> **Latihan Tertulis**: Salin dengan tepat bagian teks tentang Pancasila dari "Nama Pancasila itu" sampai "kekal dan abadi.".

> **Teks Bacaan**:
Lima sendi utama penyusun Pancasila adalah Ketuhanan Yang Maha Esa,
kemanusiaan yang adil dan beradab, persatuan Indonesia, kerakyatan yang
dipimpin oleh hikmat kebijaksanaan dalam permusyawaratan /perwakilan, dan keadilan
sosial bagi seluruh rakyat Indonesia, dan tercantum pada paragraf ke-4
Preambule (Pembukaan) Undang-undang Dasar 1945.
2.1.1 Sejarah Perumusan
Dalam upaya merumuskan Pancasila sebagai dasar negara yang resmi,
terdapat usulan-usulan pribadi yang dikemukakan dalam Badan Penyelidik Usaha
Persiapan Kemerdekaan Indonesia yaitu : Lima Dasar oleh Muhammad Yamin, yang berpidato pada tanggal 29 Mei
1945. Yamin merumuskan lima dasar sebagai berikut: Peri Kebangsaan, Peri
Kemanusiaan, Peri Ketuhanan, Peri Kerakyatan, dan Kesejahteraan Rakyat. Dia
menyatakan bahwa kelima sila yang dirumuskan itu berakar pada sejarah,
peradaban, agama, dan hidup ketatanegaraan yang telah lama berkembang di
Indonesia. Mohammad Hatta dalam memoarnya meragukan pidato
Yamin tersebut.
Panca Sila
oleh Soekarno yang dikemukakan pada tanggal 1 Juni
1945. Sukarno mengemukakan dasar-dasar sebagai berikut: Kebangsaan; Internasionalisme;
Mufakat, dasar perwakilan, dasar permusyawaratan; Kesejahteraan; Ketuhanan.
Nama Pancasila itu diucapkan oleh Soekarno dalam pidatonya pada tanggal 1 Juni
itu, katanya:
Sekarang banyaknya prinsip: kebangsaan, internasionalisme, mufakat,
kesejahteraan, dan ketuhanan, lima bilangannya. Namanya bukan Panca Dharma,
tetapi saya namakan ini dengan petunjuk seorang teman kita ahli bahasa -
namanya ialah Pancasila. Sila artinya azas atau dasar, dan diatas kelima dasar
itulah kita mendirikan negara Indonesia, kekal dan abadi.
Setelah Rumusan Pancasila diterima sebagai dasar negara secara resmi
beberapa dokumen penetapannya ialah :
·
Rumusan
Kedua : Pembukaan Undang-undang Dasar - tanggal 18 Agustus 1945
·
Rumusan
Ketiga : Mukaddimah Konstitusi Republik Indonesia Serikat - tanggal 27
Desember 1949
·
Rumusan
Keempat : Mukaddimah Undang-undang Dasar Sementara - tanggal 15 Agustus
1950
·
Rumusan
Kelima : Rumusan Kedua yang dijiwai oleh Rumusan Pertama (merujuk Dekrit Presiden 5 Juli 1959)

> **Bahan Sumber**:
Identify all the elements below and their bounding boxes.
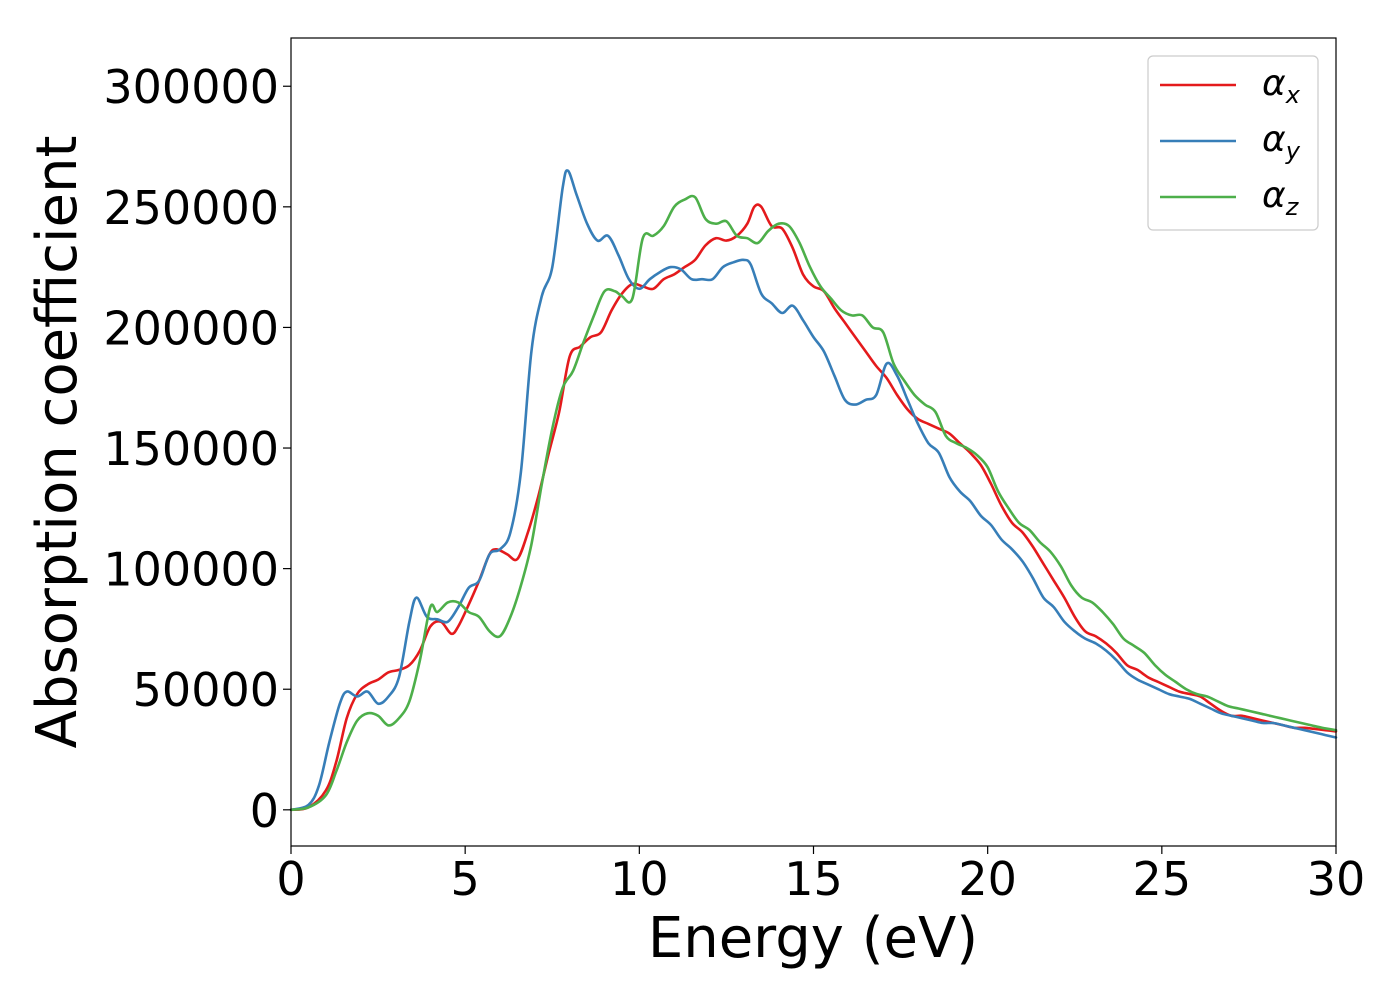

> **Jawaban Latihan**:
Nama Pancasila itu diucapkan oleh Soekarno dalam pidatonya pada tanggal 1 Juni
itu, katanya:
Sekarang banyaknya prinsip: kebangsaan, internasionalisme, mufakat,
kesejahteraan, dan ketuhanan, lima bilangannya. Namanya bukan Panca Dharma,
tetapi saya namakan ini dengan petunjuk seorang teman kita ahli bahasa -
namanya ialah Pancasila. Sila artinya azas atau dasar, dan diatas kelima dasar
itulah kita mendirikan negara Indonesia, kekal dan abadi.